# [TO BE DONE]
Copy every record below exactly as written, but leave out the pictures.

# [TASK DATA]
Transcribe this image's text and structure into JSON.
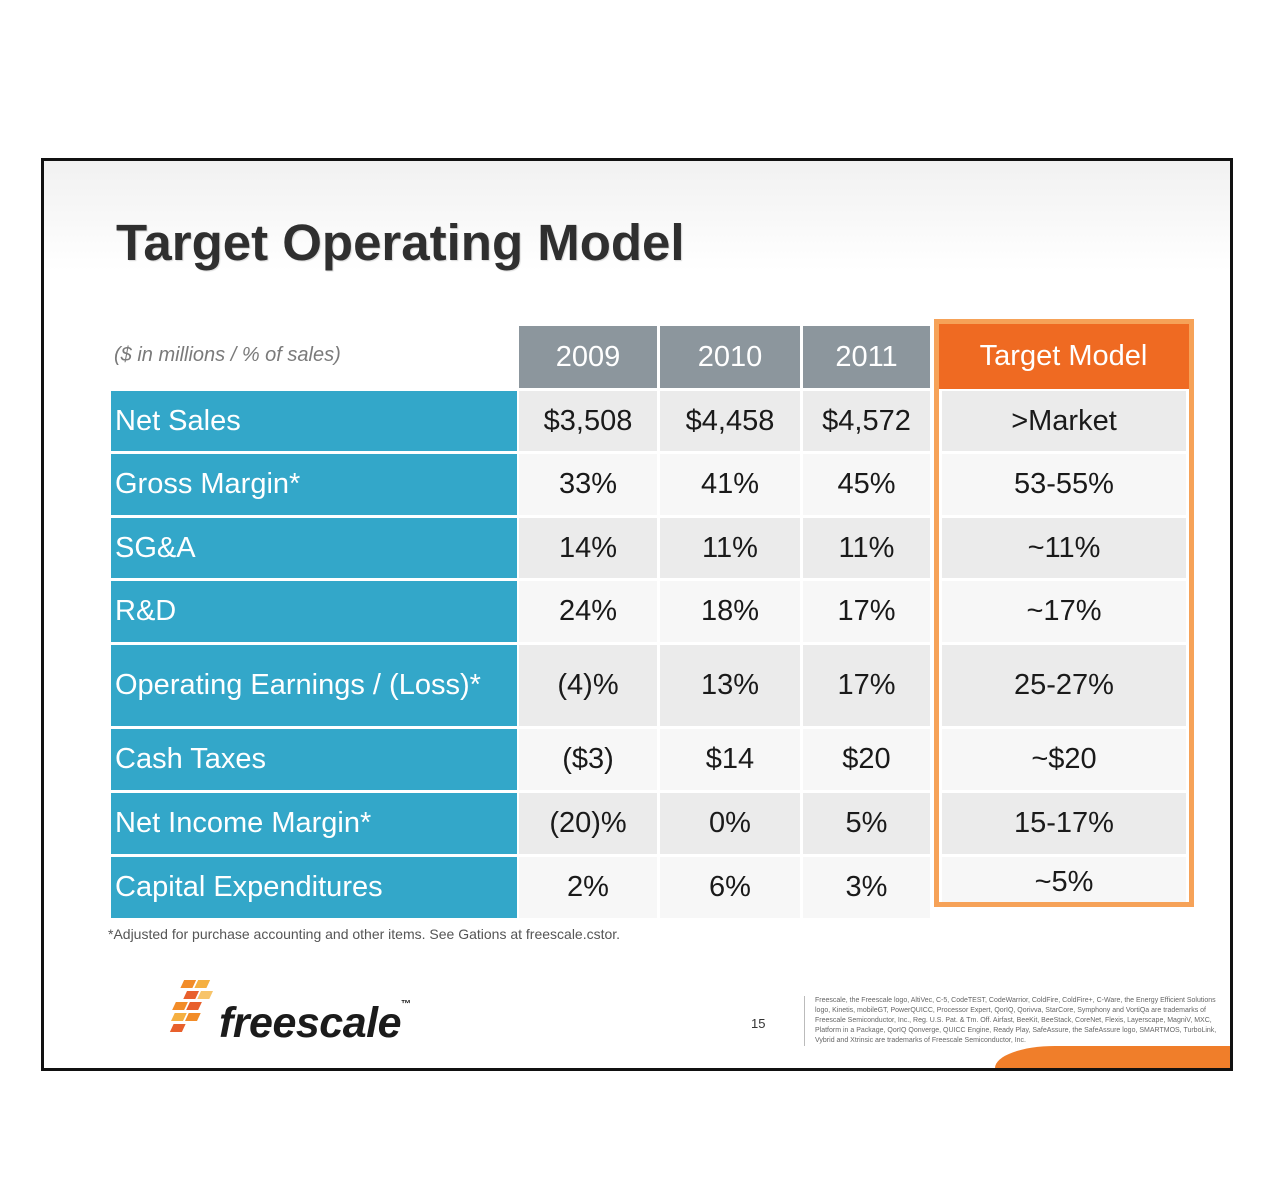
{
  "slide": {
    "title": "Target Operating Model",
    "units": "($ in millions / % of sales)",
    "footnote": "*Adjusted for purchase accounting and other items.  See Gations at freescale.cstor.",
    "page_number": "15",
    "logo_text": "freescale",
    "logo_tm": "™",
    "legal_text": "Freescale, the Freescale logo, AltiVec, C-5, CodeTEST, CodeWarrior, ColdFire, ColdFire+, C-Ware, the Energy Efficient Solutions logo, Kinetis, mobileGT, PowerQUICC, Processor Expert, QorIQ, Qorivva, StarCore, Symphony and VortiQa are trademarks of Freescale Semiconductor, Inc., Reg. U.S. Pat. & Tm. Off. Airfast, BeeKit, BeeStack, CoreNet, Flexis, Layerscape, MagniV, MXC, Platform in a Package, QorIQ Qonverge, QUICC Engine, Ready Play, SafeAssure, the SafeAssure logo, SMARTMOS, TurboLink, Vybrid and Xtrinsic are trademarks of Freescale Semiconductor, Inc."
  },
  "table": {
    "columns": [
      "2009",
      "2010",
      "2011"
    ],
    "target_header": "Target Model",
    "rows": [
      {
        "label": "Net Sales",
        "values": [
          "$3,508",
          "$4,458",
          "$4,572"
        ],
        "target": ">Market"
      },
      {
        "label": "Gross Margin*",
        "values": [
          "33%",
          "41%",
          "45%"
        ],
        "target": "53-55%"
      },
      {
        "label": "SG&A",
        "values": [
          "14%",
          "11%",
          "11%"
        ],
        "target": "~11%"
      },
      {
        "label": "R&D",
        "values": [
          "24%",
          "18%",
          "17%"
        ],
        "target": "~17%"
      },
      {
        "label": "Operating Earnings / (Loss)*",
        "values": [
          "(4)%",
          "13%",
          "17%"
        ],
        "target": "25-27%"
      },
      {
        "label": "Cash Taxes",
        "values": [
          "($3)",
          "$14",
          "$20"
        ],
        "target": "~$20"
      },
      {
        "label": "Net Income Margin*",
        "values": [
          "(20)%",
          "0%",
          "5%"
        ],
        "target": "15-17%"
      },
      {
        "label": "Capital Expenditures",
        "values": [
          "2%",
          "6%",
          "3%"
        ],
        "target": "~5%"
      }
    ]
  },
  "colors": {
    "label_bg": "#33a7c9",
    "header_bg": "#8c969d",
    "target_orange": "#ef6a22",
    "target_frame": "#f6a258"
  }
}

# [EXERCISE RESULT]
Transcribe this image's text and structure into JSON.
{
  "slide": {
    "title": "Target Operating Model",
    "units": "($ in millions / % of sales)",
    "footnote": "*Adjusted for purchase accounting and other items.  See Gations at freescale.cstor.",
    "page_number": "15",
    "logo_text": "freescale",
    "logo_tm": "™",
    "legal_text": "Freescale, the Freescale logo, AltiVec, C-5, CodeTEST, CodeWarrior, ColdFire, ColdFire+, C-Ware, the Energy Efficient Solutions logo, Kinetis, mobileGT, PowerQUICC, Processor Expert, QorIQ, Qorivva, StarCore, Symphony and VortiQa are trademarks of Freescale Semiconductor, Inc., Reg. U.S. Pat. & Tm. Off. Airfast, BeeKit, BeeStack, CoreNet, Flexis, Layerscape, MagniV, MXC, Platform in a Package, QorIQ Qonverge, QUICC Engine, Ready Play, SafeAssure, the SafeAssure logo, SMARTMOS, TurboLink, Vybrid and Xtrinsic are trademarks of Freescale Semiconductor, Inc."
  },
  "table": {
    "columns": [
      "2009",
      "2010",
      "2011"
    ],
    "target_header": "Target Model",
    "rows": [
      {
        "label": "Net Sales",
        "values": [
          "$3,508",
          "$4,458",
          "$4,572"
        ],
        "target": ">Market"
      },
      {
        "label": "Gross Margin*",
        "values": [
          "33%",
          "41%",
          "45%"
        ],
        "target": "53-55%"
      },
      {
        "label": "SG&A",
        "values": [
          "14%",
          "11%",
          "11%"
        ],
        "target": "~11%"
      },
      {
        "label": "R&D",
        "values": [
          "24%",
          "18%",
          "17%"
        ],
        "target": "~17%"
      },
      {
        "label": "Operating Earnings / (Loss)*",
        "values": [
          "(4)%",
          "13%",
          "17%"
        ],
        "target": "25-27%"
      },
      {
        "label": "Cash Taxes",
        "values": [
          "($3)",
          "$14",
          "$20"
        ],
        "target": "~$20"
      },
      {
        "label": "Net Income Margin*",
        "values": [
          "(20)%",
          "0%",
          "5%"
        ],
        "target": "15-17%"
      },
      {
        "label": "Capital Expenditures",
        "values": [
          "2%",
          "6%",
          "3%"
        ],
        "target": "~5%"
      }
    ]
  },
  "colors": {
    "label_bg": "#33a7c9",
    "header_bg": "#8c969d",
    "target_orange": "#ef6a22",
    "target_frame": "#f6a258"
  }
}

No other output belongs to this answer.